● What you need to do
Output the material below unchanged, apart from leaving out the pictures.

* BEGIN Excerpted records *

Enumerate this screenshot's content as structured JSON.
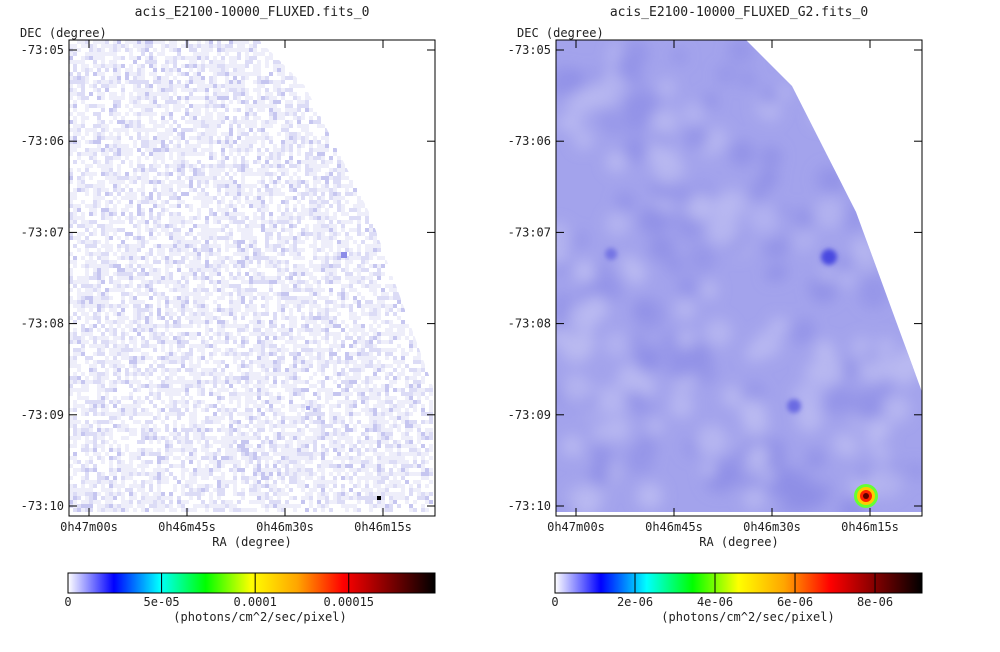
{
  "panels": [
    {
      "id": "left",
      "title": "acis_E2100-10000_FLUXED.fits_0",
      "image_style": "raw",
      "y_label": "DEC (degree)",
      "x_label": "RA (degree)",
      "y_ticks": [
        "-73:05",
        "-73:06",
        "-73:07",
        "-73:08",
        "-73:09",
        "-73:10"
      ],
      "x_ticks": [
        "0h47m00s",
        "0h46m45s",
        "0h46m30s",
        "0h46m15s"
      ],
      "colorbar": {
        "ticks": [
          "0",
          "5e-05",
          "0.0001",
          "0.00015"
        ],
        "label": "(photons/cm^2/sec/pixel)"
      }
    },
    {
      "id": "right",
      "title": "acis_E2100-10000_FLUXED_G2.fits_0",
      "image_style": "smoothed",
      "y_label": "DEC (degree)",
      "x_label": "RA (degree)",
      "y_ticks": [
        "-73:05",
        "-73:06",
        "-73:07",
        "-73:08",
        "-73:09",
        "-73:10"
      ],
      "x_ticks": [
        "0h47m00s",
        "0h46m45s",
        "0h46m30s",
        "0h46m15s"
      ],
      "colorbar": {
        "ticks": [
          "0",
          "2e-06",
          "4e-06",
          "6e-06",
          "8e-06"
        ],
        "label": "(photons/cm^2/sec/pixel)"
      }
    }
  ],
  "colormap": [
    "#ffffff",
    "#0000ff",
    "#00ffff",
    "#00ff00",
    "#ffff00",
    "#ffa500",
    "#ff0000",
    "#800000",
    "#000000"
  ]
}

* END Excerpted records *

● Result for this task
Enumerate this screenshot's content as structured JSON.
{
  "panels": [
    {
      "id": "left",
      "title": "acis_E2100-10000_FLUXED.fits_0",
      "image_style": "raw",
      "y_label": "DEC (degree)",
      "x_label": "RA (degree)",
      "y_ticks": [
        "-73:05",
        "-73:06",
        "-73:07",
        "-73:08",
        "-73:09",
        "-73:10"
      ],
      "x_ticks": [
        "0h47m00s",
        "0h46m45s",
        "0h46m30s",
        "0h46m15s"
      ],
      "colorbar": {
        "ticks": [
          "0",
          "5e-05",
          "0.0001",
          "0.00015"
        ],
        "label": "(photons/cm^2/sec/pixel)"
      }
    },
    {
      "id": "right",
      "title": "acis_E2100-10000_FLUXED_G2.fits_0",
      "image_style": "smoothed",
      "y_label": "DEC (degree)",
      "x_label": "RA (degree)",
      "y_ticks": [
        "-73:05",
        "-73:06",
        "-73:07",
        "-73:08",
        "-73:09",
        "-73:10"
      ],
      "x_ticks": [
        "0h47m00s",
        "0h46m45s",
        "0h46m30s",
        "0h46m15s"
      ],
      "colorbar": {
        "ticks": [
          "0",
          "2e-06",
          "4e-06",
          "6e-06",
          "8e-06"
        ],
        "label": "(photons/cm^2/sec/pixel)"
      }
    }
  ],
  "colormap": [
    "#ffffff",
    "#0000ff",
    "#00ffff",
    "#00ff00",
    "#ffff00",
    "#ffa500",
    "#ff0000",
    "#800000",
    "#000000"
  ]
}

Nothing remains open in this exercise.